## Given exercise
Count lines, not occurrences: give the number of lines holding the word "models", and nothing besides.

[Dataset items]
──────
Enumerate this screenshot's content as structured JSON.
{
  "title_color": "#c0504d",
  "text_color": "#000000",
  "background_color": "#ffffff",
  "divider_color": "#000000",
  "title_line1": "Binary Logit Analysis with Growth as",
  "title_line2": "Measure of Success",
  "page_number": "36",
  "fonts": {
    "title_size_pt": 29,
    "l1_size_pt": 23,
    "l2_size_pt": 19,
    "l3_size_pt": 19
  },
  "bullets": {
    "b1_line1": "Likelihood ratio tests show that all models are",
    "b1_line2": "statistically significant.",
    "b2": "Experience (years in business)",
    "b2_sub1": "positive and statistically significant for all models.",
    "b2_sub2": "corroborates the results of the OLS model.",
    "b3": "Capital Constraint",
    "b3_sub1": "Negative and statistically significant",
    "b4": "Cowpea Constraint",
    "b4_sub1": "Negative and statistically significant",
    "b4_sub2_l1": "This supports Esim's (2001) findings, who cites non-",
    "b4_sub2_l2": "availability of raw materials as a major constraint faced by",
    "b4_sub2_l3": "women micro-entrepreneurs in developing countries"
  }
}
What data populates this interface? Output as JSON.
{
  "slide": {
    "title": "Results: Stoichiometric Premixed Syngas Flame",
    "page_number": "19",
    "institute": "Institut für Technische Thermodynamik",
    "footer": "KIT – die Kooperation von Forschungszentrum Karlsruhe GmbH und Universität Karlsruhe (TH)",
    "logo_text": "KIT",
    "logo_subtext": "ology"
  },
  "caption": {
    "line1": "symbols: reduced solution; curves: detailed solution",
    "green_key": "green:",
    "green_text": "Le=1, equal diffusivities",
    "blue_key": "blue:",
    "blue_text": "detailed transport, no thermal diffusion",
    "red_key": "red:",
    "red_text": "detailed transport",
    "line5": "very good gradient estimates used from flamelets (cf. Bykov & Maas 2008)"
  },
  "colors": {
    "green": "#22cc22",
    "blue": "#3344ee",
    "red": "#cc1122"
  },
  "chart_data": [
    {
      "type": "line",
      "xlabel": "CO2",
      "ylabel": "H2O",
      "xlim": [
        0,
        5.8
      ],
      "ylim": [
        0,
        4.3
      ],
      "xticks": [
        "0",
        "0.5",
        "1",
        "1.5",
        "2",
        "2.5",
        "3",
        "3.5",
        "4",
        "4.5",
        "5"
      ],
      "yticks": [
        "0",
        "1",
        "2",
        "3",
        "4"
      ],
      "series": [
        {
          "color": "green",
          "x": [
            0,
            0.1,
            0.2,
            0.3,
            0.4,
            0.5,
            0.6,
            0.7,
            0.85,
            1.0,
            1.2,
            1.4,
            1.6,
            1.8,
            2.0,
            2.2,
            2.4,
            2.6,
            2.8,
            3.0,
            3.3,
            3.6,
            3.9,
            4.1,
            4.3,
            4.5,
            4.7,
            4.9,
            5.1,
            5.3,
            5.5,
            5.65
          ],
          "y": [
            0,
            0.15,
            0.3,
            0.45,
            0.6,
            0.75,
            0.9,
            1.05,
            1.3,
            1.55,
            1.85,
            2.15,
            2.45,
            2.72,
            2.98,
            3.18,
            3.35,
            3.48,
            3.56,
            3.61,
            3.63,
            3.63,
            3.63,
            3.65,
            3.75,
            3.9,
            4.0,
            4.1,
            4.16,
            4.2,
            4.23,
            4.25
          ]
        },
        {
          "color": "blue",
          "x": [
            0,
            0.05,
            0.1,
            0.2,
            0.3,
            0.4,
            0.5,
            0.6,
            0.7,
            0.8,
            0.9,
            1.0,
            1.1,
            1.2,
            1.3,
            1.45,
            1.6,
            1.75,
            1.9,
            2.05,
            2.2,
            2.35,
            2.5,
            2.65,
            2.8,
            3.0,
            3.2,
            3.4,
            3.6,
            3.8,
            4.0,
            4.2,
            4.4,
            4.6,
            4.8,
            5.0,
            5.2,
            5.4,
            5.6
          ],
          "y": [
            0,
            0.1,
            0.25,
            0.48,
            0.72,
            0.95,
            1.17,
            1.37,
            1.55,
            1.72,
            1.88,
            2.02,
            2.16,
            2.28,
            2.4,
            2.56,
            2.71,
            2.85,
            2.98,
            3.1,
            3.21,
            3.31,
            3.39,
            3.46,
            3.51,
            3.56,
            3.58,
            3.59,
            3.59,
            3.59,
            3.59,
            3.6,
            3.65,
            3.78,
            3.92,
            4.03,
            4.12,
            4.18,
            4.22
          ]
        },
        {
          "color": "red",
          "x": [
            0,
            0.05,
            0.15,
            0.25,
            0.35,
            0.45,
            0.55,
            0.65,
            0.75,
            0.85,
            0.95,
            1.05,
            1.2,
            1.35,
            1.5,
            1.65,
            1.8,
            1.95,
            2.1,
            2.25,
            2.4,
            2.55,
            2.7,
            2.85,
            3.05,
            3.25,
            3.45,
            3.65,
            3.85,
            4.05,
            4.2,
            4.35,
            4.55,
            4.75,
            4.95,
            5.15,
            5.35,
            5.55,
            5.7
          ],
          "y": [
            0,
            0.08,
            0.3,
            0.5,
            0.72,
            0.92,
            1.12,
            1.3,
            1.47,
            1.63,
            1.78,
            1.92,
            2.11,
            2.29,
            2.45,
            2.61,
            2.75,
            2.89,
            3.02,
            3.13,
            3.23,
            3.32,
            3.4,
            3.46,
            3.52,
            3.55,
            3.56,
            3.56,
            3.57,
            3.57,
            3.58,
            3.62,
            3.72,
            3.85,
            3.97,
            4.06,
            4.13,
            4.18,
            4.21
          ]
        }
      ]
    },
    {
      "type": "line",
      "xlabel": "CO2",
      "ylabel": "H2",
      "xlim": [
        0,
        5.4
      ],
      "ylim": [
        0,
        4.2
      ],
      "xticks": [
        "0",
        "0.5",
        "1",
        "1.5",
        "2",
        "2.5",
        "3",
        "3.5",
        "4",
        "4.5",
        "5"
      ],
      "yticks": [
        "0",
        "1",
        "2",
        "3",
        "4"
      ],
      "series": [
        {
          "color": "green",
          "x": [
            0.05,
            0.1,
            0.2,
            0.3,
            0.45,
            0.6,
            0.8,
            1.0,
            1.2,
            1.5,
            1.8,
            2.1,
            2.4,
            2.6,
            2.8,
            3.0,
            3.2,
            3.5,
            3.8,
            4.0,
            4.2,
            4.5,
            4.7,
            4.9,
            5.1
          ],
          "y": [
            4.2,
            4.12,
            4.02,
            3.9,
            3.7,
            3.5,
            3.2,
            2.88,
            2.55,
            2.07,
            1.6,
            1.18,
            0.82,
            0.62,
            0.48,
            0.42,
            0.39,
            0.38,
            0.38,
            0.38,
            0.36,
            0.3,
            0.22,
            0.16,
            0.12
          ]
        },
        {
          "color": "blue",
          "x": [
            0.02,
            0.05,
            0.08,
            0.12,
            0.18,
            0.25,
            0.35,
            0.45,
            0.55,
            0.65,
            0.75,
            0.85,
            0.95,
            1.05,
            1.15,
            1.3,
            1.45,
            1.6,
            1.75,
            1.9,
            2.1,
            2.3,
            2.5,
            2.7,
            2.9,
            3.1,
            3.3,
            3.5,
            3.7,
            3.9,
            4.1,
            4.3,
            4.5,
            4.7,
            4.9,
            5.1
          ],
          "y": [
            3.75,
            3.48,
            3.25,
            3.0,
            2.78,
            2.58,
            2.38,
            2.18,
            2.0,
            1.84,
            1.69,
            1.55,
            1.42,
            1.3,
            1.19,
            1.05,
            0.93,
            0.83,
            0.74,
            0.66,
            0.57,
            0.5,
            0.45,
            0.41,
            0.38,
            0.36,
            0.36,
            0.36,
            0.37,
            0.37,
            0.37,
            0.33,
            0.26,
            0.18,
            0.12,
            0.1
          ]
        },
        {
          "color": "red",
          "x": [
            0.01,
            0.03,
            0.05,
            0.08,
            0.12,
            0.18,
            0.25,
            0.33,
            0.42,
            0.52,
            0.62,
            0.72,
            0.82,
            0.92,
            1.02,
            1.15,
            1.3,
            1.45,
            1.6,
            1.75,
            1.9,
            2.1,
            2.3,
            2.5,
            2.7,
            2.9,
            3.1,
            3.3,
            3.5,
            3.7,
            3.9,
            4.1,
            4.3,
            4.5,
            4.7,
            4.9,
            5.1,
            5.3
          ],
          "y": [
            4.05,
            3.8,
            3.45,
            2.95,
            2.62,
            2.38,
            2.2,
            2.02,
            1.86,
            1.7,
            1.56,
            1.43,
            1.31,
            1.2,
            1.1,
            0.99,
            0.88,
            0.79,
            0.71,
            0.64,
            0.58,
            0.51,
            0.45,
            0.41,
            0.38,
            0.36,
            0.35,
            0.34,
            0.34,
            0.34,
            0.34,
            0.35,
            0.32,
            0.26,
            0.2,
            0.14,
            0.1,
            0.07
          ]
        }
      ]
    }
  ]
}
──────
## Correct result
2